— Written problem —
Set down each line of the data below exactly as it stands, dropping the pictures.

***

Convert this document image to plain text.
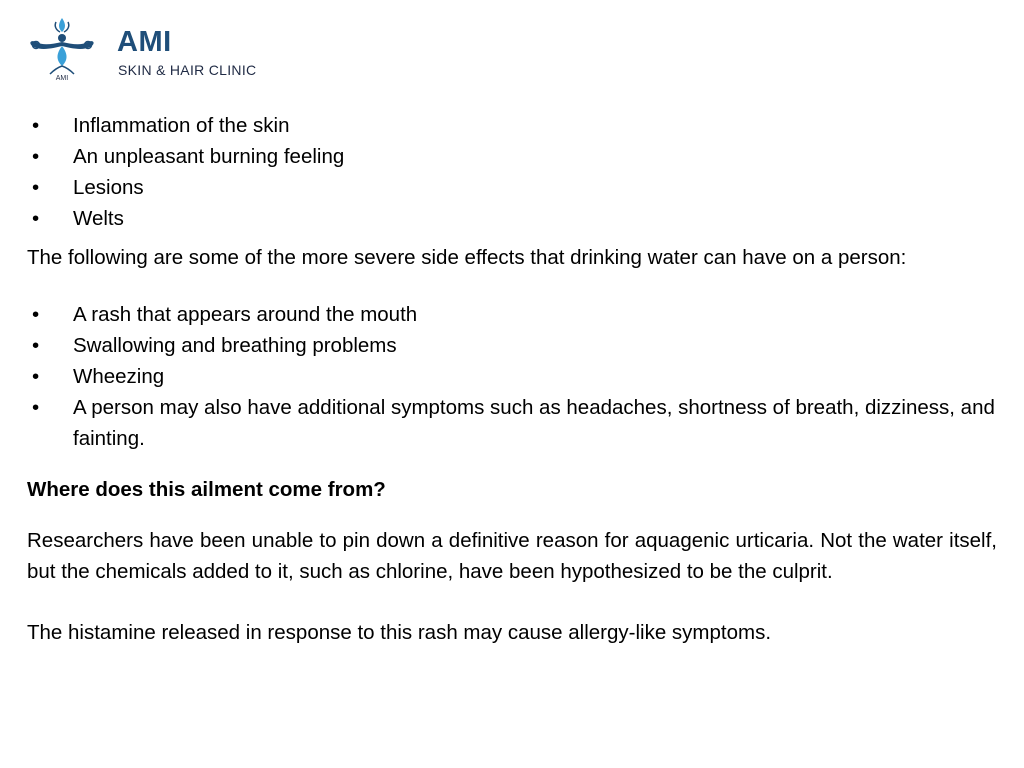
AMI
AMI
SKIN & HAIR CLINIC
• Inflammation of the skin
• An unpleasant burning feeling
• Lesions
• Welts

The following are some of the more severe side effects that drinking water can have on a person:

• A rash that appears around the mouth
• Swallowing and breathing problems
• Wheezing
• A person may also have additional symptoms such as headaches, shortness of breath, dizziness, and fainting.

Where does this ailment come from?

Researchers have been unable to pin down a definitive reason for aquagenic urticaria. Not the water itself, but the chemicals added to it, such as chlorine, have been hypothesized to be the culprit.

The histamine released in response to this rash may cause allergy-like symptoms.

***

— Complete answer —
Convert this document image to plain text.
AMI
AMI
SKIN & HAIR CLINIC
• Inflammation of the skin
• An unpleasant burning feeling
• Lesions
• Welts

The following are some of the more severe side effects that drinking water can have on a person:

• A rash that appears around the mouth
• Swallowing and breathing problems
• Wheezing
• A person may also have additional symptoms such as headaches, shortness of breath, dizziness, and fainting.

Where does this ailment come from?

Researchers have been unable to pin down a definitive reason for aquagenic urticaria. Not the water itself, but the chemicals added to it, such as chlorine, have been hypothesized to be the culprit.

The histamine released in response to this rash may cause allergy-like symptoms.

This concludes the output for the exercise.